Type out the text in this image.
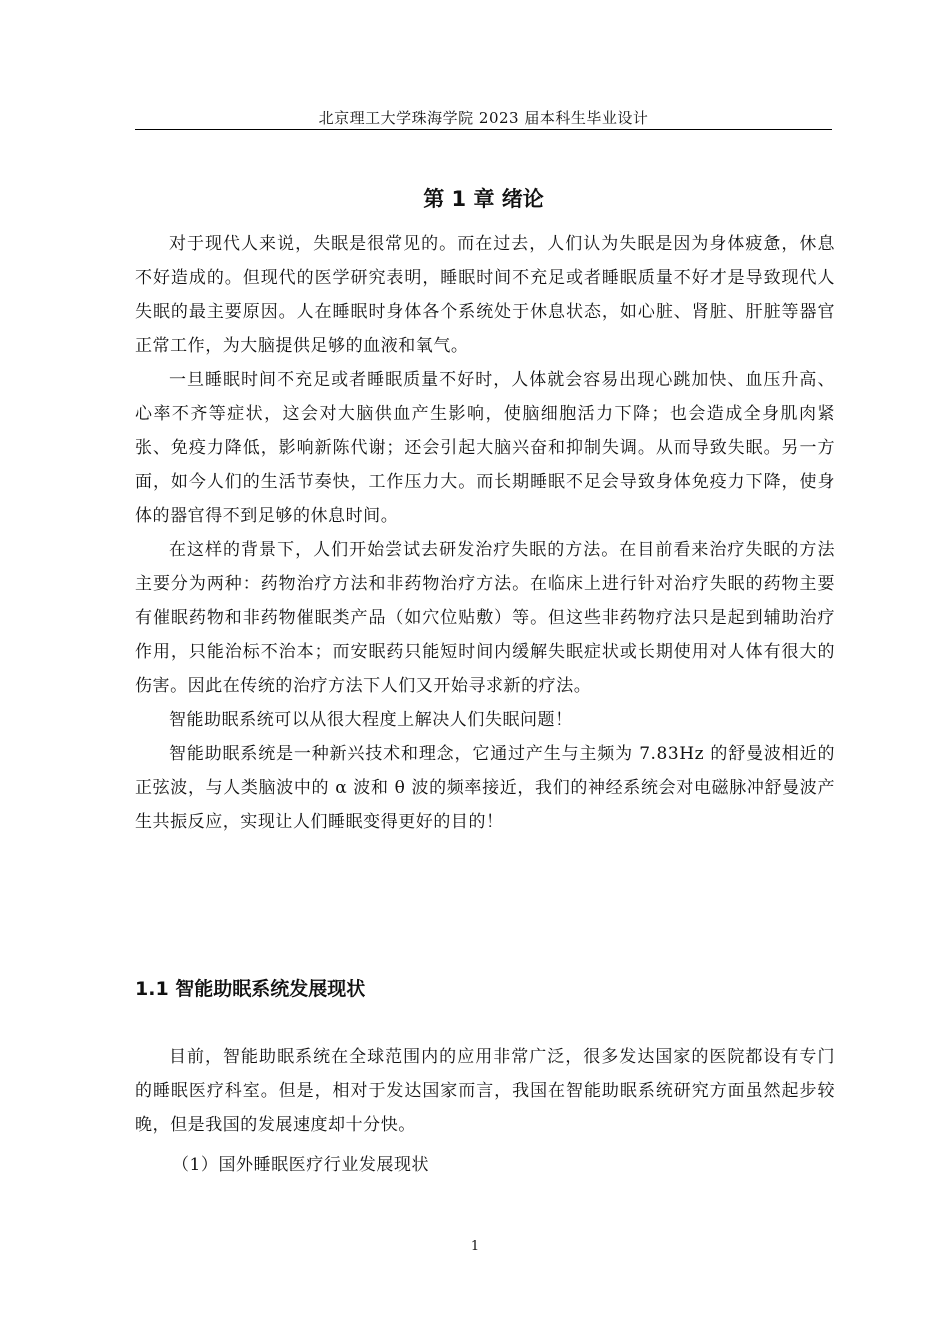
北京理工大学珠海学院 2023 届本科生毕业设计
第 1 章 绪论

对于现代人来说，失眠是很常见的。而在过去，人们认为失眠是因为身体疲惫，休息不好造成的。但现代的医学研究表明，睡眠时间不充足或者睡眠质量不好才是导致现代人失眠的最主要原因。人在睡眠时身体各个系统处于休息状态，如心脏、肾脏、肝脏等器官正常工作，为大脑提供足够的血液和氧气。

一旦睡眠时间不充足或者睡眠质量不好时，人体就会容易出现心跳加快、血压升高、心率不齐等症状，这会对大脑供血产生影响，使脑细胞活力下降；也会造成全身肌肉紧张、免疫力降低，影响新陈代谢；还会引起大脑兴奋和抑制失调。从而导致失眠。另一方面，如今人们的生活节奏快，工作压力大。而长期睡眠不足会导致身体免疫力下降，使身体的器官得不到足够的休息时间。

在这样的背景下，人们开始尝试去研发治疗失眠的方法。在目前看来治疗失眠的方法主要分为两种：药物治疗方法和非药物治疗方法。在临床上进行针对治疗失眠的药物主要有催眠药物和非药物催眠类产品（如穴位贴敷）等。但这些非药物疗法只是起到辅助治疗作用，只能治标不治本；而安眠药只能短时间内缓解失眠症状或长期使用对人体有很大的伤害。因此在传统的治疗方法下人们又开始寻求新的疗法。

智能助眠系统可以从很大程度上解决人们失眠问题！

智能助眠系统是一种新兴技术和理念，它通过产生与主频为 7.83Hz 的舒曼波相近的正弦波，与人类脑波中的 α 波和 θ 波的频率接近，我们的神经系统会对电磁脉冲舒曼波产生共振反应，实现让人们睡眠变得更好的目的！

1.1 智能助眠系统发展现状

目前，智能助眠系统在全球范围内的应用非常广泛，很多发达国家的医院都设有专门的睡眠医疗科室。但是，相对于发达国家而言，我国在智能助眠系统研究方面虽然起步较晚，但是我国的发展速度却十分快。

（1）国外睡眠医疗行业发展现状
1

───

** Exercise brief **
Take the data above and repeat it exactly, leaving each picture out.

** Exercise result **
Type out the text in this image.
北京理工大学珠海学院 2023 届本科生毕业设计
第 1 章 绪论

对于现代人来说，失眠是很常见的。而在过去，人们认为失眠是因为身体疲惫，休息不好造成的。但现代的医学研究表明，睡眠时间不充足或者睡眠质量不好才是导致现代人失眠的最主要原因。人在睡眠时身体各个系统处于休息状态，如心脏、肾脏、肝脏等器官正常工作，为大脑提供足够的血液和氧气。

一旦睡眠时间不充足或者睡眠质量不好时，人体就会容易出现心跳加快、血压升高、心率不齐等症状，这会对大脑供血产生影响，使脑细胞活力下降；也会造成全身肌肉紧张、免疫力降低，影响新陈代谢；还会引起大脑兴奋和抑制失调。从而导致失眠。另一方面，如今人们的生活节奏快，工作压力大。而长期睡眠不足会导致身体免疫力下降，使身体的器官得不到足够的休息时间。

在这样的背景下，人们开始尝试去研发治疗失眠的方法。在目前看来治疗失眠的方法主要分为两种：药物治疗方法和非药物治疗方法。在临床上进行针对治疗失眠的药物主要有催眠药物和非药物催眠类产品（如穴位贴敷）等。但这些非药物疗法只是起到辅助治疗作用，只能治标不治本；而安眠药只能短时间内缓解失眠症状或长期使用对人体有很大的伤害。因此在传统的治疗方法下人们又开始寻求新的疗法。

智能助眠系统可以从很大程度上解决人们失眠问题！

智能助眠系统是一种新兴技术和理念，它通过产生与主频为 7.83Hz 的舒曼波相近的正弦波，与人类脑波中的 α 波和 θ 波的频率接近，我们的神经系统会对电磁脉冲舒曼波产生共振反应，实现让人们睡眠变得更好的目的！

1.1 智能助眠系统发展现状

目前，智能助眠系统在全球范围内的应用非常广泛，很多发达国家的医院都设有专门的睡眠医疗科室。但是，相对于发达国家而言，我国在智能助眠系统研究方面虽然起步较晚，但是我国的发展速度却十分快。

（1）国外睡眠医疗行业发展现状
1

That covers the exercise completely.